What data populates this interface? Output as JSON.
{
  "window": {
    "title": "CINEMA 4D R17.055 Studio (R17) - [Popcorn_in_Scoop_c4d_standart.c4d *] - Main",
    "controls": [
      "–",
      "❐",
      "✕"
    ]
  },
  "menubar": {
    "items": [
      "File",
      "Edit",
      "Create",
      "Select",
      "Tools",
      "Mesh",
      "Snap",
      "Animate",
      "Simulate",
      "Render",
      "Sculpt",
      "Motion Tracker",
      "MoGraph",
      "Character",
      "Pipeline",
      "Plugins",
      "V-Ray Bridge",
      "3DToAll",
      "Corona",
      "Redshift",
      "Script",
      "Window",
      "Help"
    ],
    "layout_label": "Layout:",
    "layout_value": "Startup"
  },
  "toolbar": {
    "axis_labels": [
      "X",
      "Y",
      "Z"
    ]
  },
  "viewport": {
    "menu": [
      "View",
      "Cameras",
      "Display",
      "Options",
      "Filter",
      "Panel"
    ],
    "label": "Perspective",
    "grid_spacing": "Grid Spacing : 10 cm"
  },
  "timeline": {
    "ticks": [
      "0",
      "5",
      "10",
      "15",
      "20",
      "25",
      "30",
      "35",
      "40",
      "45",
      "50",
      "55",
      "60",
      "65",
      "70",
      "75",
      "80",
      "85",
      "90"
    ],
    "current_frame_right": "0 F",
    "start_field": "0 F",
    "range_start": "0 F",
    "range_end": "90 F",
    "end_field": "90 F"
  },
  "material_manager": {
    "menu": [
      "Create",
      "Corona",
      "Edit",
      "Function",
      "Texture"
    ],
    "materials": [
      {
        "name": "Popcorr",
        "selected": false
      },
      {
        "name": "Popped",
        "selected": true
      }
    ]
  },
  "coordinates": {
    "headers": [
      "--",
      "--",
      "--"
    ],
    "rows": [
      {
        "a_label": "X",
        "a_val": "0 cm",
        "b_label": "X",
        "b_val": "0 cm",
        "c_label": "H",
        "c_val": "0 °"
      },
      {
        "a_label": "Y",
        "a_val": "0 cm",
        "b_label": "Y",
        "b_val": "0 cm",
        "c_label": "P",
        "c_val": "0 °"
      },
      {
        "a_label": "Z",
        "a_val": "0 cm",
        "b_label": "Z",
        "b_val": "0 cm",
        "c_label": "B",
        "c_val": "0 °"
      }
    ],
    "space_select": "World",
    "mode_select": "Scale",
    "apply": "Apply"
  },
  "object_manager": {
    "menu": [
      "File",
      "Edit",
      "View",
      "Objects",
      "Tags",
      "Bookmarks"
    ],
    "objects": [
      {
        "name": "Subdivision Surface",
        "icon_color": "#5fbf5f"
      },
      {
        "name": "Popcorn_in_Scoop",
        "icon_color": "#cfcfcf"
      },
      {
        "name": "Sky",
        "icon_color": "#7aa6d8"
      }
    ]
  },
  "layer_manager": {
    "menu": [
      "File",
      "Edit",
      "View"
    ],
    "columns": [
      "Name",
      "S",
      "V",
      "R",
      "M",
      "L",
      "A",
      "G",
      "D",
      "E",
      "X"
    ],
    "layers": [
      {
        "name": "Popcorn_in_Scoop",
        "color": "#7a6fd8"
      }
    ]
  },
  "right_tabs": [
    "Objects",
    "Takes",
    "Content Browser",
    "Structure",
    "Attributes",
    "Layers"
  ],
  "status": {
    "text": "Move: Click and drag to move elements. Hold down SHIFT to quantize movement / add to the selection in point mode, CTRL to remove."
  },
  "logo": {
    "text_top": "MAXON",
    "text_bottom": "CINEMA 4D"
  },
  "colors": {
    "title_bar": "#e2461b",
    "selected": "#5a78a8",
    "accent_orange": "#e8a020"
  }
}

===============

GIVEN PROBLEM:
Determine the number of lines in these entries that contain the word "selected", and write only that number.

ANSWER IN FULL:
3